*WHAT TO PRODUCE*: Pictures in the records should not be copied, but every other part must be repeated exactly.

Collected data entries
- - - - -
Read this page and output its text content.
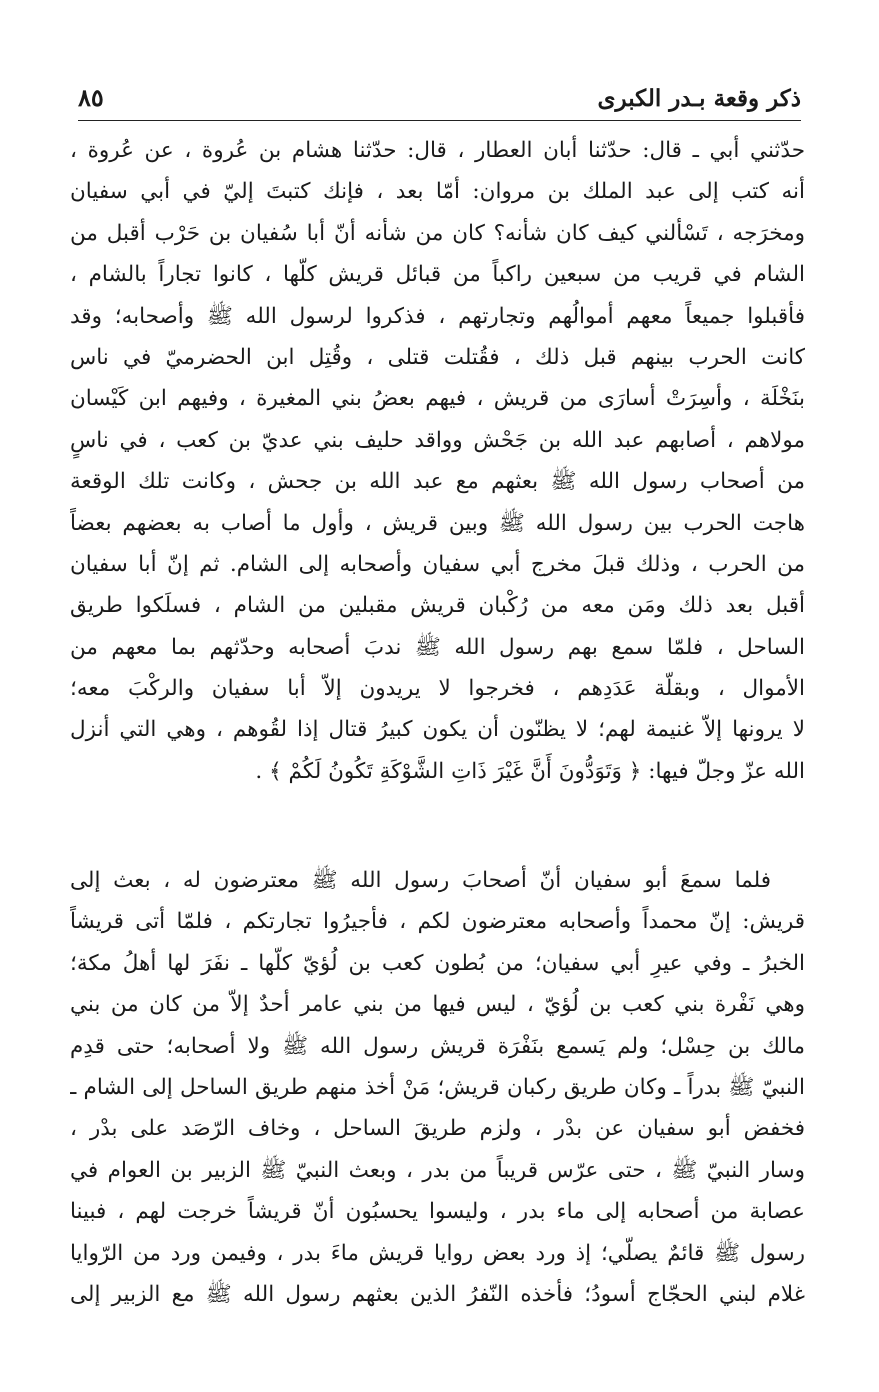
ذكر وقعة بـدر الكبرى
٨٥
حدّثني أبي ـ قال: حدّثنا أبان العطار ، قال: حدّثنا هشام بن عُروة ، عن عُروة ،
أنه كتب إلى عبد الملك بن مروان: أمّا بعد ، فإنك كتبتَ إليّ في أبي سفيان
ومخرَجه ، تَسْألني كيف كان شأنه؟ كان من شأنه أنّ أبا سُفيان بن حَرْب أقبل من
الشام في قريب من سبعين راكباً من قبائل قريش كلّها ، كانوا تجاراً بالشام ،
فأقبلوا جميعاً معهم أموالُهم وتجارتهم ، فذكروا لرسول الله ﷺ وأصحابه؛ وقد
كانت الحرب بينهم قبل ذلك ، فقُتلت قتلى ، وقُتِل ابن الحضرميّ في ناس
بنَخْلَة ، وأسِرَتْ أسارَى من قريش ، فيهم بعضُ بني المغيرة ، وفيهم ابن كَيْسان
مولاهم ، أصابهم عبد الله بن جَحْش وواقد حليف بني عديّ بن كعب ، في ناسٍ
من أصحاب رسول الله ﷺ بعثهم مع عبد الله بن جحش ، وكانت تلك الوقعة
هاجت الحرب بين رسول الله ﷺ وبين قريش ، وأول ما أصاب به بعضهم بعضاً
من الحرب ، وذلك قبلَ مخرج أبي سفيان وأصحابه إلى الشام. ثم إنّ أبا سفيان
أقبل بعد ذلك ومَن معه من رُكْبان قريش مقبلين من الشام ، فسلَكوا طريق
الساحل ، فلمّا سمع بهم رسول الله ﷺ ندبَ أصحابه وحدّثهم بما معهم من
الأموال ، وبقلّة عَدَدِهم ، فخرجوا لا يريدون إلاّ أبا سفيان والركْبَ معه؛
لا يرونها إلاّ غنيمة لهم؛ لا يظنّون أن يكون كبيرُ قتال إذا لقُوهم ، وهي التي أنزل
الله عزّ وجلّ فيها: ﴿ وَتَوَدُّونَ أَنَّ غَيْرَ ذَاتِ الشَّوْكَةِ تَكُونُ لَكُمْ ﴾ .
فلما سمعَ أبو سفيان أنّ أصحابَ رسول الله ﷺ معترضون له ، بعث إلى
قريش: إنّ محمداً وأصحابه معترضون لكم ، فأجيرُوا تجارتكم ، فلمّا أتى قريشاً
الخبرُ ـ وفي عيرِ أبي سفيان؛ من بُطون كعب بن لُؤيّ كلّها ـ نفَرَ لها أهلُ مكة؛
وهي نَفْرة بني كعب بن لُؤيّ ، ليس فيها من بني عامر أحدٌ إلاّ من كان من بني
مالك بن حِسْل؛ ولم يَسمع بنَفْرَة قريش رسول الله ﷺ ولا أصحابه؛ حتى قدِم
النبيّ ﷺ بدراً ـ وكان طريق ركبان قريش؛ مَنْ أخذ منهم طريق الساحل إلى الشام ـ
فخفض أبو سفيان عن بدْر ، ولزم طريقَ الساحل ، وخاف الرّصَد على بدْر ،
وسار النبيّ ﷺ ، حتى عرّس قريباً من بدر ، وبعث النبيّ ﷺ الزبير بن العوام في
عصابة من أصحابه إلى ماء بدر ، وليسوا يحسبُون أنّ قريشاً خرجت لهم ، فبينا
رسول ﷺ قائمٌ يصلّي؛ إذ ورد بعض روايا قريش ماءَ بدر ، وفيمن ورد من الرّوايا
غلام لبني الحجّاج أسودُ؛ فأخذه النّفرُ الذين بعثهم رسول الله ﷺ مع الزبير إلى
- - - - -
*ANSWER TO THIS PROBLEM*:
Read this page and output its text content.
ذكر وقعة بـدر الكبرى
٨٥
حدّثني أبي ـ قال: حدّثنا أبان العطار ، قال: حدّثنا هشام بن عُروة ، عن عُروة ،
أنه كتب إلى عبد الملك بن مروان: أمّا بعد ، فإنك كتبتَ إليّ في أبي سفيان
ومخرَجه ، تَسْألني كيف كان شأنه؟ كان من شأنه أنّ أبا سُفيان بن حَرْب أقبل من
الشام في قريب من سبعين راكباً من قبائل قريش كلّها ، كانوا تجاراً بالشام ،
فأقبلوا جميعاً معهم أموالُهم وتجارتهم ، فذكروا لرسول الله ﷺ وأصحابه؛ وقد
كانت الحرب بينهم قبل ذلك ، فقُتلت قتلى ، وقُتِل ابن الحضرميّ في ناس
بنَخْلَة ، وأسِرَتْ أسارَى من قريش ، فيهم بعضُ بني المغيرة ، وفيهم ابن كَيْسان
مولاهم ، أصابهم عبد الله بن جَحْش وواقد حليف بني عديّ بن كعب ، في ناسٍ
من أصحاب رسول الله ﷺ بعثهم مع عبد الله بن جحش ، وكانت تلك الوقعة
هاجت الحرب بين رسول الله ﷺ وبين قريش ، وأول ما أصاب به بعضهم بعضاً
من الحرب ، وذلك قبلَ مخرج أبي سفيان وأصحابه إلى الشام. ثم إنّ أبا سفيان
أقبل بعد ذلك ومَن معه من رُكْبان قريش مقبلين من الشام ، فسلَكوا طريق
الساحل ، فلمّا سمع بهم رسول الله ﷺ ندبَ أصحابه وحدّثهم بما معهم من
الأموال ، وبقلّة عَدَدِهم ، فخرجوا لا يريدون إلاّ أبا سفيان والركْبَ معه؛
لا يرونها إلاّ غنيمة لهم؛ لا يظنّون أن يكون كبيرُ قتال إذا لقُوهم ، وهي التي أنزل
الله عزّ وجلّ فيها: ﴿ وَتَوَدُّونَ أَنَّ غَيْرَ ذَاتِ الشَّوْكَةِ تَكُونُ لَكُمْ ﴾ .
فلما سمعَ أبو سفيان أنّ أصحابَ رسول الله ﷺ معترضون له ، بعث إلى
قريش: إنّ محمداً وأصحابه معترضون لكم ، فأجيرُوا تجارتكم ، فلمّا أتى قريشاً
الخبرُ ـ وفي عيرِ أبي سفيان؛ من بُطون كعب بن لُؤيّ كلّها ـ نفَرَ لها أهلُ مكة؛
وهي نَفْرة بني كعب بن لُؤيّ ، ليس فيها من بني عامر أحدٌ إلاّ من كان من بني
مالك بن حِسْل؛ ولم يَسمع بنَفْرَة قريش رسول الله ﷺ ولا أصحابه؛ حتى قدِم
النبيّ ﷺ بدراً ـ وكان طريق ركبان قريش؛ مَنْ أخذ منهم طريق الساحل إلى الشام ـ
فخفض أبو سفيان عن بدْر ، ولزم طريقَ الساحل ، وخاف الرّصَد على بدْر ،
وسار النبيّ ﷺ ، حتى عرّس قريباً من بدر ، وبعث النبيّ ﷺ الزبير بن العوام في
عصابة من أصحابه إلى ماء بدر ، وليسوا يحسبُون أنّ قريشاً خرجت لهم ، فبينا
رسول ﷺ قائمٌ يصلّي؛ إذ ورد بعض روايا قريش ماءَ بدر ، وفيمن ورد من الرّوايا
غلام لبني الحجّاج أسودُ؛ فأخذه النّفرُ الذين بعثهم رسول الله ﷺ مع الزبير إلى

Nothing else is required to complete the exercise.